* TASK REQUIREMENTS *
Return every entry exactly.

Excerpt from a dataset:
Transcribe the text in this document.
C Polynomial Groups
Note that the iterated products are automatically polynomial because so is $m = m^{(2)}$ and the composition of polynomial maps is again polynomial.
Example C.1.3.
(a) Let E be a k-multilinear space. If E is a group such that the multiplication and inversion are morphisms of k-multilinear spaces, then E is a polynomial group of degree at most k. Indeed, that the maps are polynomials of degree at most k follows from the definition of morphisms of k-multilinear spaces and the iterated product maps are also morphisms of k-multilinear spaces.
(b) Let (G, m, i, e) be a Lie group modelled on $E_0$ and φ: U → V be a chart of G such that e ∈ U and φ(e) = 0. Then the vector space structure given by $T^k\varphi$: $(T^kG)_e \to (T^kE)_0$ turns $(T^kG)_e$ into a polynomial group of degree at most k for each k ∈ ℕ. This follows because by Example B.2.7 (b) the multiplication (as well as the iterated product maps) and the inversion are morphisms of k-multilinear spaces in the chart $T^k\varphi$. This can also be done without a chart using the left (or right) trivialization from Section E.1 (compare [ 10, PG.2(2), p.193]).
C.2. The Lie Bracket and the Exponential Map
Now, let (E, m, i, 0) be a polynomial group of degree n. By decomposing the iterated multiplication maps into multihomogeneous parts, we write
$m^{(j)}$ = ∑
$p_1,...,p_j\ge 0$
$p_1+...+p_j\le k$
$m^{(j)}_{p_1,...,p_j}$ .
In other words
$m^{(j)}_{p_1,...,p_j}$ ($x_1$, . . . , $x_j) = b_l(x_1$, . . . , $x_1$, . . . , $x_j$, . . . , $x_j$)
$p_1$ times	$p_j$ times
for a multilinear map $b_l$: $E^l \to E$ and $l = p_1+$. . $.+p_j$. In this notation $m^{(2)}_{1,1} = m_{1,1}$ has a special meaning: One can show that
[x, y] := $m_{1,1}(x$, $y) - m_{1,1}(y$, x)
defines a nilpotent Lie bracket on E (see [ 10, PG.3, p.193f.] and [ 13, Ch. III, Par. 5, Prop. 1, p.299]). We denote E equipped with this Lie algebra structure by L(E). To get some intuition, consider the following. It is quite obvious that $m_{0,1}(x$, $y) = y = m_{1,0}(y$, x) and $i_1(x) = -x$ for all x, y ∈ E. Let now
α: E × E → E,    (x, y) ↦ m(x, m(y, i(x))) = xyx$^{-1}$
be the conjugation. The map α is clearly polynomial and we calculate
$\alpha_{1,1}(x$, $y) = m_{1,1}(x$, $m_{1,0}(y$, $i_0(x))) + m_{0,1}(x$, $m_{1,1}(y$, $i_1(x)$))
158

* EXERCISE RESPONSE *
Transcribe the text in this document.
C Polynomial Groups
Note that the iterated products are automatically polynomial because so is $m = m^{(2)}$ and the composition of polynomial maps is again polynomial.
Example C.1.3.
(a) Let E be a k-multilinear space. If E is a group such that the multiplication and inversion are morphisms of k-multilinear spaces, then E is a polynomial group of degree at most k. Indeed, that the maps are polynomials of degree at most k follows from the definition of morphisms of k-multilinear spaces and the iterated product maps are also morphisms of k-multilinear spaces.
(b) Let (G, m, i, e) be a Lie group modelled on $E_0$ and φ: U → V be a chart of G such that e ∈ U and φ(e) = 0. Then the vector space structure given by $T^k\varphi$: $(T^kG)_e \to (T^kE)_0$ turns $(T^kG)_e$ into a polynomial group of degree at most k for each k ∈ ℕ. This follows because by Example B.2.7 (b) the multiplication (as well as the iterated product maps) and the inversion are morphisms of k-multilinear spaces in the chart $T^k\varphi$. This can also be done without a chart using the left (or right) trivialization from Section E.1 (compare [ 10, PG.2(2), p.193]).
C.2. The Lie Bracket and the Exponential Map
Now, let (E, m, i, 0) be a polynomial group of degree n. By decomposing the iterated multiplication maps into multihomogeneous parts, we write
$m^{(j)}$ = ∑
$p_1,...,p_j\ge 0$
$p_1+...+p_j\le k$
$m^{(j)}_{p_1,...,p_j}$ .
In other words
$m^{(j)}_{p_1,...,p_j}$ ($x_1$, . . . , $x_j) = b_l(x_1$, . . . , $x_1$, . . . , $x_j$, . . . , $x_j$)
$p_1$ times	$p_j$ times
for a multilinear map $b_l$: $E^l \to E$ and $l = p_1+$. . $.+p_j$. In this notation $m^{(2)}_{1,1} = m_{1,1}$ has a special meaning: One can show that
[x, y] := $m_{1,1}(x$, $y) - m_{1,1}(y$, x)
defines a nilpotent Lie bracket on E (see [ 10, PG.3, p.193f.] and [ 13, Ch. III, Par. 5, Prop. 1, p.299]). We denote E equipped with this Lie algebra structure by L(E). To get some intuition, consider the following. It is quite obvious that $m_{0,1}(x$, $y) = y = m_{1,0}(y$, x) and $i_1(x) = -x$ for all x, y ∈ E. Let now
α: E × E → E,    (x, y) ↦ m(x, m(y, i(x))) = xyx$^{-1}$
be the conjugation. The map α is clearly polynomial and we calculate
$\alpha_{1,1}(x$, $y) = m_{1,1}(x$, $m_{1,0}(y$, $i_0(x))) + m_{0,1}(x$, $m_{1,1}(y$, $i_1(x)$))
158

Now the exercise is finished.